**THE PROBLEM:** Using the data below, tally the lines that include the string "authRequest". Only the number is wanted.

A run of records
☆ ☆ ☆ ☆
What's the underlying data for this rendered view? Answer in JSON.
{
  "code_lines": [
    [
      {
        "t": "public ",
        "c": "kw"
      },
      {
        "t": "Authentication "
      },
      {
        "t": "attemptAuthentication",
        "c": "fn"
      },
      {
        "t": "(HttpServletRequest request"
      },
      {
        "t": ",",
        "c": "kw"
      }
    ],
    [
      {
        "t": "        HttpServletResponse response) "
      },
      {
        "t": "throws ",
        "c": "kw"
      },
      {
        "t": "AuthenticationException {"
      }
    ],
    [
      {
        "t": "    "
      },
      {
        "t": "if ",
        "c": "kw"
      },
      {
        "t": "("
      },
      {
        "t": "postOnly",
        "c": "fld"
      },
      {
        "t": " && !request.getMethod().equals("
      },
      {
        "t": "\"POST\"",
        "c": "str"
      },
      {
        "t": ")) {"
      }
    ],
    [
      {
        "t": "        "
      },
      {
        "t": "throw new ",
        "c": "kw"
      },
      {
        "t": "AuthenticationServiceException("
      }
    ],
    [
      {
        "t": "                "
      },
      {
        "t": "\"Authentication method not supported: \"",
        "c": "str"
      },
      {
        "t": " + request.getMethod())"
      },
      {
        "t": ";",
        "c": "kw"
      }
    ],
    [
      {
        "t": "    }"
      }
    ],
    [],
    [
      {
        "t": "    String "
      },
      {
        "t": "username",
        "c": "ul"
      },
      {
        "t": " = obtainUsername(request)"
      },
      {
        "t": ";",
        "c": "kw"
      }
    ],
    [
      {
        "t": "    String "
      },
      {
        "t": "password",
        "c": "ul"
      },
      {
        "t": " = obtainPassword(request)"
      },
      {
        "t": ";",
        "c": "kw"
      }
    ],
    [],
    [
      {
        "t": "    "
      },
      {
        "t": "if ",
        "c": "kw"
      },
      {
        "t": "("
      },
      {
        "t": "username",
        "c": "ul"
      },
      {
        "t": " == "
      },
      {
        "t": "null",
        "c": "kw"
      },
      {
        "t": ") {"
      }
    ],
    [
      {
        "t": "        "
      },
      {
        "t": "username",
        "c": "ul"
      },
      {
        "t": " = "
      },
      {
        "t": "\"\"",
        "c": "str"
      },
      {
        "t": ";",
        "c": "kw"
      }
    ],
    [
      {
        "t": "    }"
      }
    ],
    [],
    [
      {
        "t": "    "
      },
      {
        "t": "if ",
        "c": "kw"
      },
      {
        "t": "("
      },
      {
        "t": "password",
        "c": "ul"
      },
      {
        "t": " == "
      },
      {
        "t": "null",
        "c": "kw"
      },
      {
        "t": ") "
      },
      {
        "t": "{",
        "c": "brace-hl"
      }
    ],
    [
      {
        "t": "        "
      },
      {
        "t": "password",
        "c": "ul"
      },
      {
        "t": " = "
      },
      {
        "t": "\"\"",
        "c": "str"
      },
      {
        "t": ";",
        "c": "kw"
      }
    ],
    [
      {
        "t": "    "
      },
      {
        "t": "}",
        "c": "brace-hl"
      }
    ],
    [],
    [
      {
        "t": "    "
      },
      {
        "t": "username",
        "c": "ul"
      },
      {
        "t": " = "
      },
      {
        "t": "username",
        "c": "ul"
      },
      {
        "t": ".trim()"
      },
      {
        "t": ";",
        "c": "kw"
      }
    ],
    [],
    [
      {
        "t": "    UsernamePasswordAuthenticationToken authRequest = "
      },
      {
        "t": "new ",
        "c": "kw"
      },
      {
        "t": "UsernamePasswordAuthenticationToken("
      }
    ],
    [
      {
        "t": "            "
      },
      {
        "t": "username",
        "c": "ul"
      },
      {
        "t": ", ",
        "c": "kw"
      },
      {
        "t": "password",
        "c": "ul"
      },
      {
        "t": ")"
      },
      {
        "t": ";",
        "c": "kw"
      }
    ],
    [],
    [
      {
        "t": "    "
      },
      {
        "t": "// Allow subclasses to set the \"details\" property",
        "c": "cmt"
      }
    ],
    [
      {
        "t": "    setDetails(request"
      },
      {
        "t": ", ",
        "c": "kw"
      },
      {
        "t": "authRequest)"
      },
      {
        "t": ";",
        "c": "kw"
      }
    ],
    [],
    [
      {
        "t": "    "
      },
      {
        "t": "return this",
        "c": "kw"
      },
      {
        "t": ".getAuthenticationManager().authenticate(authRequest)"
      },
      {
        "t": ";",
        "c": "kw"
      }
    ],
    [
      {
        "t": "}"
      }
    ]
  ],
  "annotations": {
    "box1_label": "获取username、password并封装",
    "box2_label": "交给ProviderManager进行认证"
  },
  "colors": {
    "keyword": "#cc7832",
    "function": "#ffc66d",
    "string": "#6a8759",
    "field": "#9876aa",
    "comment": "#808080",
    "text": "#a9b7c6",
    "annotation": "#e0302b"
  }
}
☆ ☆ ☆ ☆
**THE RESULT:** 3